_What this task involves_: Extract the text of each entry below exactly, leaving every image behind.

_Supplied records_:
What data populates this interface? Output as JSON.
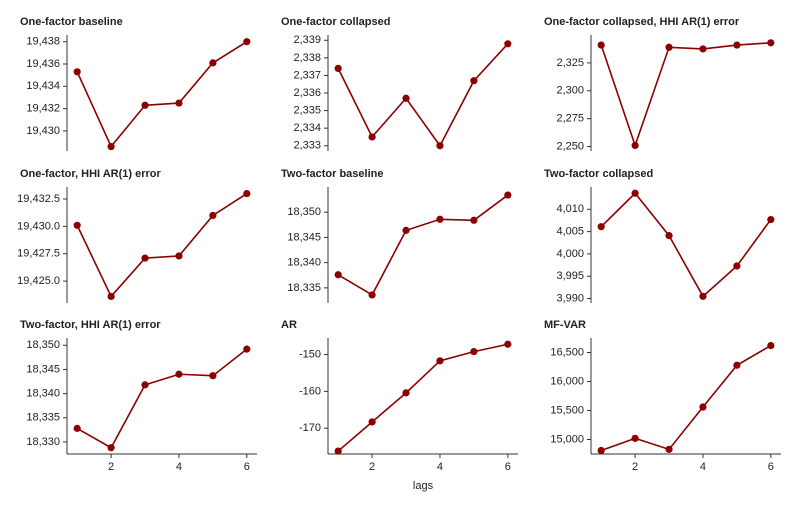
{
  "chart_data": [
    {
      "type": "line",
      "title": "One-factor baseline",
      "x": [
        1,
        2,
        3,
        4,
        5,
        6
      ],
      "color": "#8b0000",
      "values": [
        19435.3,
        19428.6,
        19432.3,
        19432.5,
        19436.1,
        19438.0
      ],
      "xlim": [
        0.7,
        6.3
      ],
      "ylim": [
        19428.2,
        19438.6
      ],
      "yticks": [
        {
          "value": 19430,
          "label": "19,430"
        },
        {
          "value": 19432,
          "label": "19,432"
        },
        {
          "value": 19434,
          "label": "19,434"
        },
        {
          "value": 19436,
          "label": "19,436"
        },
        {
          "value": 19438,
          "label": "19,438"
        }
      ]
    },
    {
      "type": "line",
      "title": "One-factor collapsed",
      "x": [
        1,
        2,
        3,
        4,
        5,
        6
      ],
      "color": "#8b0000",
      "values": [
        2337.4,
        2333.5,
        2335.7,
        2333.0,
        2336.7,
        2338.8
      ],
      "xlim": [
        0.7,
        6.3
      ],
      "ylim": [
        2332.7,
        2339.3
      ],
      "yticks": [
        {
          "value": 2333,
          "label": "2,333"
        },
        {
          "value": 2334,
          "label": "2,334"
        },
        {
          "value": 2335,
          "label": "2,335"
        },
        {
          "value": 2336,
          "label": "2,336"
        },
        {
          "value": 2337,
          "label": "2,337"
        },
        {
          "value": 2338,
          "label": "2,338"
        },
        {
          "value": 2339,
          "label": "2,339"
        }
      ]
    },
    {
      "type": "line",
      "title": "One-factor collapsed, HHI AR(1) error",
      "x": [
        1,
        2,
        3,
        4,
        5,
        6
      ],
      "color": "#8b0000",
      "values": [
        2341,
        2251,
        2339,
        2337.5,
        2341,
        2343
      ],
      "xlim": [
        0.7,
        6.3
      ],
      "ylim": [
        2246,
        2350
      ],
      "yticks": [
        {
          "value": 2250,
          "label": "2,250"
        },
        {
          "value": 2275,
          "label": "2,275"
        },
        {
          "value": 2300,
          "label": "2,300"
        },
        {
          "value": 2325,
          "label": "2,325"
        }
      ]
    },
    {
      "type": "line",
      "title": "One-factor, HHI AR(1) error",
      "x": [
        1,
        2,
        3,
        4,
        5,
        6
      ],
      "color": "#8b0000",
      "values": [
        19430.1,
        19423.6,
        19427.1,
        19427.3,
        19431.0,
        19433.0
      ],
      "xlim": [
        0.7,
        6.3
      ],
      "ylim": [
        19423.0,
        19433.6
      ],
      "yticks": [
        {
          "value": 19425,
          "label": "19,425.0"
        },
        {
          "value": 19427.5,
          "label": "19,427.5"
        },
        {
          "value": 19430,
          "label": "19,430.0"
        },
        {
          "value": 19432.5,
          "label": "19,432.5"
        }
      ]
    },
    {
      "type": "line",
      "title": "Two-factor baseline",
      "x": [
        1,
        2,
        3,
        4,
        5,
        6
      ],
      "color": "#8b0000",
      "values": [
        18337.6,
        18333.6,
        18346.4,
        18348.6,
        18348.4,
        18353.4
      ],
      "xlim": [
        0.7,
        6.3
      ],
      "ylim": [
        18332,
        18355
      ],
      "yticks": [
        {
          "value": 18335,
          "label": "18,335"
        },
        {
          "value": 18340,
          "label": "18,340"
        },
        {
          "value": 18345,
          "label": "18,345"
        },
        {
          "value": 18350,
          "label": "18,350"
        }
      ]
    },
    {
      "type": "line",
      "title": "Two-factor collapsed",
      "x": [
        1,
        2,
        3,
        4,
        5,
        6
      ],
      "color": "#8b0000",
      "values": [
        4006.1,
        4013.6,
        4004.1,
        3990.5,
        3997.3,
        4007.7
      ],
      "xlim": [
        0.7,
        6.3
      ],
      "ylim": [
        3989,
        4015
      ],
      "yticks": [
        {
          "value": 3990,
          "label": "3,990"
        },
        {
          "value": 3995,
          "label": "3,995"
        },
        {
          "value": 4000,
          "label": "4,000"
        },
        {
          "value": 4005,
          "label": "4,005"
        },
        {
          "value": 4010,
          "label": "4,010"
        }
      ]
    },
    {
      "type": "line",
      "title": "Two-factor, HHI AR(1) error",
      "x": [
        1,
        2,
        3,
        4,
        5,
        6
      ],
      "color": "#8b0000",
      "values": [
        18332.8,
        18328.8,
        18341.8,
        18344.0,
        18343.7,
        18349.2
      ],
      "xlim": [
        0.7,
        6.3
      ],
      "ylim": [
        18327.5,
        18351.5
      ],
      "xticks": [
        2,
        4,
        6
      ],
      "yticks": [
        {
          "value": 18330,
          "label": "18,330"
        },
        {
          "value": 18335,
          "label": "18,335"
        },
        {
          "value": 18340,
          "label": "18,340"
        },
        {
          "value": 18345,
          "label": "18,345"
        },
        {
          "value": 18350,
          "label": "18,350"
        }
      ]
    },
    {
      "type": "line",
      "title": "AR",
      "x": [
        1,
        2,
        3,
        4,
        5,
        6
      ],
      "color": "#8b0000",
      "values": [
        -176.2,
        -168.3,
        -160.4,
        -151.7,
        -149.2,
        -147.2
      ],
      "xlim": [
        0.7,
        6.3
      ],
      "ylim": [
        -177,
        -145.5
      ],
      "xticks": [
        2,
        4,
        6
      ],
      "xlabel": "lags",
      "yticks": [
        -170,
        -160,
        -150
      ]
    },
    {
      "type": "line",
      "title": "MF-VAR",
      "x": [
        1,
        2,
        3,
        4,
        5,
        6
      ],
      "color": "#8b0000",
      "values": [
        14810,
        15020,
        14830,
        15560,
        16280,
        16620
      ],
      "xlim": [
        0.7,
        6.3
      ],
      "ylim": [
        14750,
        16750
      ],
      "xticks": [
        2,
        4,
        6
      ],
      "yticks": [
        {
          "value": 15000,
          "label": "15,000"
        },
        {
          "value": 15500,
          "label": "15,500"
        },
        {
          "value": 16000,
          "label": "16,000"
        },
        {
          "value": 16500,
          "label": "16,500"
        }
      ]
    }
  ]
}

_Answer to the exercise_:
What data populates this interface? Output as JSON.
{
  "chart_data": [
    {
      "type": "line",
      "title": "One-factor baseline",
      "x": [
        1,
        2,
        3,
        4,
        5,
        6
      ],
      "color": "#8b0000",
      "values": [
        19435.3,
        19428.6,
        19432.3,
        19432.5,
        19436.1,
        19438.0
      ],
      "xlim": [
        0.7,
        6.3
      ],
      "ylim": [
        19428.2,
        19438.6
      ],
      "yticks": [
        {
          "value": 19430,
          "label": "19,430"
        },
        {
          "value": 19432,
          "label": "19,432"
        },
        {
          "value": 19434,
          "label": "19,434"
        },
        {
          "value": 19436,
          "label": "19,436"
        },
        {
          "value": 19438,
          "label": "19,438"
        }
      ]
    },
    {
      "type": "line",
      "title": "One-factor collapsed",
      "x": [
        1,
        2,
        3,
        4,
        5,
        6
      ],
      "color": "#8b0000",
      "values": [
        2337.4,
        2333.5,
        2335.7,
        2333.0,
        2336.7,
        2338.8
      ],
      "xlim": [
        0.7,
        6.3
      ],
      "ylim": [
        2332.7,
        2339.3
      ],
      "yticks": [
        {
          "value": 2333,
          "label": "2,333"
        },
        {
          "value": 2334,
          "label": "2,334"
        },
        {
          "value": 2335,
          "label": "2,335"
        },
        {
          "value": 2336,
          "label": "2,336"
        },
        {
          "value": 2337,
          "label": "2,337"
        },
        {
          "value": 2338,
          "label": "2,338"
        },
        {
          "value": 2339,
          "label": "2,339"
        }
      ]
    },
    {
      "type": "line",
      "title": "One-factor collapsed, HHI AR(1) error",
      "x": [
        1,
        2,
        3,
        4,
        5,
        6
      ],
      "color": "#8b0000",
      "values": [
        2341,
        2251,
        2339,
        2337.5,
        2341,
        2343
      ],
      "xlim": [
        0.7,
        6.3
      ],
      "ylim": [
        2246,
        2350
      ],
      "yticks": [
        {
          "value": 2250,
          "label": "2,250"
        },
        {
          "value": 2275,
          "label": "2,275"
        },
        {
          "value": 2300,
          "label": "2,300"
        },
        {
          "value": 2325,
          "label": "2,325"
        }
      ]
    },
    {
      "type": "line",
      "title": "One-factor, HHI AR(1) error",
      "x": [
        1,
        2,
        3,
        4,
        5,
        6
      ],
      "color": "#8b0000",
      "values": [
        19430.1,
        19423.6,
        19427.1,
        19427.3,
        19431.0,
        19433.0
      ],
      "xlim": [
        0.7,
        6.3
      ],
      "ylim": [
        19423.0,
        19433.6
      ],
      "yticks": [
        {
          "value": 19425,
          "label": "19,425.0"
        },
        {
          "value": 19427.5,
          "label": "19,427.5"
        },
        {
          "value": 19430,
          "label": "19,430.0"
        },
        {
          "value": 19432.5,
          "label": "19,432.5"
        }
      ]
    },
    {
      "type": "line",
      "title": "Two-factor baseline",
      "x": [
        1,
        2,
        3,
        4,
        5,
        6
      ],
      "color": "#8b0000",
      "values": [
        18337.6,
        18333.6,
        18346.4,
        18348.6,
        18348.4,
        18353.4
      ],
      "xlim": [
        0.7,
        6.3
      ],
      "ylim": [
        18332,
        18355
      ],
      "yticks": [
        {
          "value": 18335,
          "label": "18,335"
        },
        {
          "value": 18340,
          "label": "18,340"
        },
        {
          "value": 18345,
          "label": "18,345"
        },
        {
          "value": 18350,
          "label": "18,350"
        }
      ]
    },
    {
      "type": "line",
      "title": "Two-factor collapsed",
      "x": [
        1,
        2,
        3,
        4,
        5,
        6
      ],
      "color": "#8b0000",
      "values": [
        4006.1,
        4013.6,
        4004.1,
        3990.5,
        3997.3,
        4007.7
      ],
      "xlim": [
        0.7,
        6.3
      ],
      "ylim": [
        3989,
        4015
      ],
      "yticks": [
        {
          "value": 3990,
          "label": "3,990"
        },
        {
          "value": 3995,
          "label": "3,995"
        },
        {
          "value": 4000,
          "label": "4,000"
        },
        {
          "value": 4005,
          "label": "4,005"
        },
        {
          "value": 4010,
          "label": "4,010"
        }
      ]
    },
    {
      "type": "line",
      "title": "Two-factor, HHI AR(1) error",
      "x": [
        1,
        2,
        3,
        4,
        5,
        6
      ],
      "color": "#8b0000",
      "values": [
        18332.8,
        18328.8,
        18341.8,
        18344.0,
        18343.7,
        18349.2
      ],
      "xlim": [
        0.7,
        6.3
      ],
      "ylim": [
        18327.5,
        18351.5
      ],
      "xticks": [
        2,
        4,
        6
      ],
      "yticks": [
        {
          "value": 18330,
          "label": "18,330"
        },
        {
          "value": 18335,
          "label": "18,335"
        },
        {
          "value": 18340,
          "label": "18,340"
        },
        {
          "value": 18345,
          "label": "18,345"
        },
        {
          "value": 18350,
          "label": "18,350"
        }
      ]
    },
    {
      "type": "line",
      "title": "AR",
      "x": [
        1,
        2,
        3,
        4,
        5,
        6
      ],
      "color": "#8b0000",
      "values": [
        -176.2,
        -168.3,
        -160.4,
        -151.7,
        -149.2,
        -147.2
      ],
      "xlim": [
        0.7,
        6.3
      ],
      "ylim": [
        -177,
        -145.5
      ],
      "xticks": [
        2,
        4,
        6
      ],
      "xlabel": "lags",
      "yticks": [
        -170,
        -160,
        -150
      ]
    },
    {
      "type": "line",
      "title": "MF-VAR",
      "x": [
        1,
        2,
        3,
        4,
        5,
        6
      ],
      "color": "#8b0000",
      "values": [
        14810,
        15020,
        14830,
        15560,
        16280,
        16620
      ],
      "xlim": [
        0.7,
        6.3
      ],
      "ylim": [
        14750,
        16750
      ],
      "xticks": [
        2,
        4,
        6
      ],
      "yticks": [
        {
          "value": 15000,
          "label": "15,000"
        },
        {
          "value": 15500,
          "label": "15,500"
        },
        {
          "value": 16000,
          "label": "16,000"
        },
        {
          "value": 16500,
          "label": "16,500"
        }
      ]
    }
  ]
}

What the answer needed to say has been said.